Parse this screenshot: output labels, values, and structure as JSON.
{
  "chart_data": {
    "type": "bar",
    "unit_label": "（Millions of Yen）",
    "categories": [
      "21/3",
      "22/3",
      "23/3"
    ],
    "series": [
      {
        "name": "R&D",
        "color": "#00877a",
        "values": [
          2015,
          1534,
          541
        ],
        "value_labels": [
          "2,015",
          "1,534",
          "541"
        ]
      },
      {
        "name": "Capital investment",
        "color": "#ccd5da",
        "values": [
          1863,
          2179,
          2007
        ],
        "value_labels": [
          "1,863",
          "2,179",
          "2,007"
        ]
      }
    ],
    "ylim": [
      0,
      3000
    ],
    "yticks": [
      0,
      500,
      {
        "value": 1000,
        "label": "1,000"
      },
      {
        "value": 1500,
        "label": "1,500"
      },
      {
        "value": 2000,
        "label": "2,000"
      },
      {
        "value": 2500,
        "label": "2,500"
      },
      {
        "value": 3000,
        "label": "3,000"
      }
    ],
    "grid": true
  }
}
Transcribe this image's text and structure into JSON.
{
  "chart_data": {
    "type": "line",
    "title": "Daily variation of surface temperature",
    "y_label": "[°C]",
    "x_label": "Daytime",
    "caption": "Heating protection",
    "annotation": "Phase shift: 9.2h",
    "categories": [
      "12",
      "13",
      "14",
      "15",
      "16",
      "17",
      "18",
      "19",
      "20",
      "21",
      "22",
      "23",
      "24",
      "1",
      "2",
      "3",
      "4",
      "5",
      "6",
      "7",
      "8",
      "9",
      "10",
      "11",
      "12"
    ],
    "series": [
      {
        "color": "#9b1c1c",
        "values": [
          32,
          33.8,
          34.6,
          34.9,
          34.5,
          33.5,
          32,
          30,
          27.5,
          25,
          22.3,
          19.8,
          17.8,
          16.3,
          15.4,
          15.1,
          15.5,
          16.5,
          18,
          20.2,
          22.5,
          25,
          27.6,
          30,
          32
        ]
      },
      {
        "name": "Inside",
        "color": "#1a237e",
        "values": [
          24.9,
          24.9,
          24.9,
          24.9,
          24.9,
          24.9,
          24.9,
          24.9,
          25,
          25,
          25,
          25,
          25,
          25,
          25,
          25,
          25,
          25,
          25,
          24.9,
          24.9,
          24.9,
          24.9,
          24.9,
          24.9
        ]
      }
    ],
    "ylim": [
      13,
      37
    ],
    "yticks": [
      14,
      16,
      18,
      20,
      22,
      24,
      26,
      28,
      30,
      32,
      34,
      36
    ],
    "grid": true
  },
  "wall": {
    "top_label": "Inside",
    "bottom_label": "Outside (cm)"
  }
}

▬▬▬▬▬▬▬▬▬▬

* Objective: Repeat each record exactly. Omit nothing.

* Exercise response:
Parse this screenshot: output labels, values, and structure as JSON.
{
  "chart_data": {
    "type": "bar",
    "unit_label": "（Millions of Yen）",
    "categories": [
      "21/3",
      "22/3",
      "23/3"
    ],
    "series": [
      {
        "name": "R&D",
        "color": "#00877a",
        "values": [
          2015,
          1534,
          541
        ],
        "value_labels": [
          "2,015",
          "1,534",
          "541"
        ]
      },
      {
        "name": "Capital investment",
        "color": "#ccd5da",
        "values": [
          1863,
          2179,
          2007
        ],
        "value_labels": [
          "1,863",
          "2,179",
          "2,007"
        ]
      }
    ],
    "ylim": [
      0,
      3000
    ],
    "yticks": [
      0,
      500,
      {
        "value": 1000,
        "label": "1,000"
      },
      {
        "value": 1500,
        "label": "1,500"
      },
      {
        "value": 2000,
        "label": "2,000"
      },
      {
        "value": 2500,
        "label": "2,500"
      },
      {
        "value": 3000,
        "label": "3,000"
      }
    ],
    "grid": true
  }
}
Transcribe this image's text and structure into JSON.
{
  "chart_data": {
    "type": "line",
    "title": "Daily variation of surface temperature",
    "y_label": "[°C]",
    "x_label": "Daytime",
    "caption": "Heating protection",
    "annotation": "Phase shift: 9.2h",
    "categories": [
      "12",
      "13",
      "14",
      "15",
      "16",
      "17",
      "18",
      "19",
      "20",
      "21",
      "22",
      "23",
      "24",
      "1",
      "2",
      "3",
      "4",
      "5",
      "6",
      "7",
      "8",
      "9",
      "10",
      "11",
      "12"
    ],
    "series": [
      {
        "color": "#9b1c1c",
        "values": [
          32,
          33.8,
          34.6,
          34.9,
          34.5,
          33.5,
          32,
          30,
          27.5,
          25,
          22.3,
          19.8,
          17.8,
          16.3,
          15.4,
          15.1,
          15.5,
          16.5,
          18,
          20.2,
          22.5,
          25,
          27.6,
          30,
          32
        ]
      },
      {
        "name": "Inside",
        "color": "#1a237e",
        "values": [
          24.9,
          24.9,
          24.9,
          24.9,
          24.9,
          24.9,
          24.9,
          24.9,
          25,
          25,
          25,
          25,
          25,
          25,
          25,
          25,
          25,
          25,
          25,
          24.9,
          24.9,
          24.9,
          24.9,
          24.9,
          24.9
        ]
      }
    ],
    "ylim": [
      13,
      37
    ],
    "yticks": [
      14,
      16,
      18,
      20,
      22,
      24,
      26,
      28,
      30,
      32,
      34,
      36
    ],
    "grid": true
  },
  "wall": {
    "top_label": "Inside",
    "bottom_label": "Outside (cm)"
  }
}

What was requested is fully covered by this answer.